* Start Records shown *

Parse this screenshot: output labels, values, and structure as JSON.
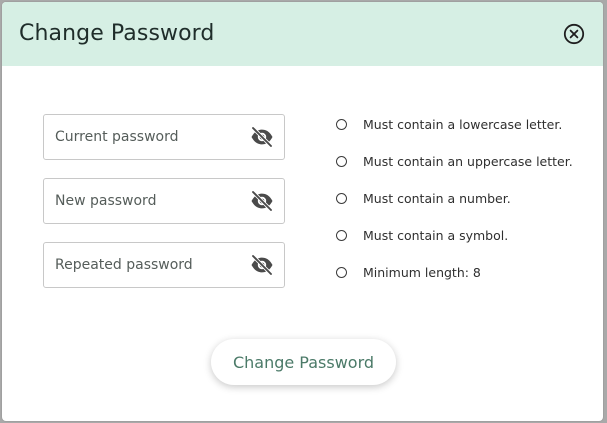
{
  "dialog": {
    "title": "Change Password",
    "close_icon": "close-circle-icon"
  },
  "form": {
    "fields": [
      {
        "id": "current",
        "placeholder": "Current password",
        "value": "",
        "toggle_icon": "eye-slash-icon"
      },
      {
        "id": "new",
        "placeholder": "New password",
        "value": "",
        "toggle_icon": "eye-slash-icon"
      },
      {
        "id": "repeated",
        "placeholder": "Repeated password",
        "value": "",
        "toggle_icon": "eye-slash-icon"
      }
    ],
    "submit_label": "Change Password"
  },
  "requirements": [
    {
      "label": "Must contain a lowercase letter.",
      "met": false
    },
    {
      "label": "Must contain an uppercase letter.",
      "met": false
    },
    {
      "label": "Must contain a number.",
      "met": false
    },
    {
      "label": "Must contain a symbol.",
      "met": false
    },
    {
      "label": "Minimum length: 8",
      "met": false
    }
  ],
  "colors": {
    "header_bg": "#d6efe4",
    "button_text": "#4b7a68",
    "field_border": "#c8c8c8"
  }
}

* End Records shown *

» **Directive**:
Repeat the material exactly as it reads, without any of its pictures.

» **Output of the task**:
Parse this screenshot: output labels, values, and structure as JSON.
{
  "dialog": {
    "title": "Change Password",
    "close_icon": "close-circle-icon"
  },
  "form": {
    "fields": [
      {
        "id": "current",
        "placeholder": "Current password",
        "value": "",
        "toggle_icon": "eye-slash-icon"
      },
      {
        "id": "new",
        "placeholder": "New password",
        "value": "",
        "toggle_icon": "eye-slash-icon"
      },
      {
        "id": "repeated",
        "placeholder": "Repeated password",
        "value": "",
        "toggle_icon": "eye-slash-icon"
      }
    ],
    "submit_label": "Change Password"
  },
  "requirements": [
    {
      "label": "Must contain a lowercase letter.",
      "met": false
    },
    {
      "label": "Must contain an uppercase letter.",
      "met": false
    },
    {
      "label": "Must contain a number.",
      "met": false
    },
    {
      "label": "Must contain a symbol.",
      "met": false
    },
    {
      "label": "Minimum length: 8",
      "met": false
    }
  ],
  "colors": {
    "header_bg": "#d6efe4",
    "button_text": "#4b7a68",
    "field_border": "#c8c8c8"
  }
}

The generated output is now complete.